**Given instruction**
Find the string "Open" in the entries and copy each line that has it.

Collected data
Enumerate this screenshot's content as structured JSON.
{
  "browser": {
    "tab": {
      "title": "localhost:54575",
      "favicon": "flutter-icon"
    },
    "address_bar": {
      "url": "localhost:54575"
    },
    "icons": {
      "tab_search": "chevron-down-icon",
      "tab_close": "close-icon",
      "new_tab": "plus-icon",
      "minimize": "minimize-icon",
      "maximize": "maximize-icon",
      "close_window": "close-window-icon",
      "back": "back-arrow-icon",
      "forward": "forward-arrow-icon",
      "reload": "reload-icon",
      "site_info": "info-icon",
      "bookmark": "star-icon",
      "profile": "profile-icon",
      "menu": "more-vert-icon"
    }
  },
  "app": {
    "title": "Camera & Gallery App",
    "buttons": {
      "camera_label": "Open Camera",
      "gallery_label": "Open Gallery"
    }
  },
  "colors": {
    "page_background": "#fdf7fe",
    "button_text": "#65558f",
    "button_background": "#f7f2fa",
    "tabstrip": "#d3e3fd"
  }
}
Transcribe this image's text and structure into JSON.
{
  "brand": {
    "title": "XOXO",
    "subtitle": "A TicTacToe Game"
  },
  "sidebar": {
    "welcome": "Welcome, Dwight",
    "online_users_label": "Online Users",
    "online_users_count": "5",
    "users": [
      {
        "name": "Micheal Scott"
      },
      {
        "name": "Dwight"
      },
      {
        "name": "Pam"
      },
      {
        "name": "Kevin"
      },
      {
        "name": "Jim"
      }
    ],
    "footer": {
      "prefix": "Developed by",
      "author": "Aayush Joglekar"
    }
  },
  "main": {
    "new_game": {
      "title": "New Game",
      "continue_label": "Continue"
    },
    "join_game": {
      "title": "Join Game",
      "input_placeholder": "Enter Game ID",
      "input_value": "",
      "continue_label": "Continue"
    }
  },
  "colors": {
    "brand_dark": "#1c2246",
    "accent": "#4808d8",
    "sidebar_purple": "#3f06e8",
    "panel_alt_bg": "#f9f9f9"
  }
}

**Final answer**
      "camera_label": "Open Camera",
      "gallery_label": "Open Gallery"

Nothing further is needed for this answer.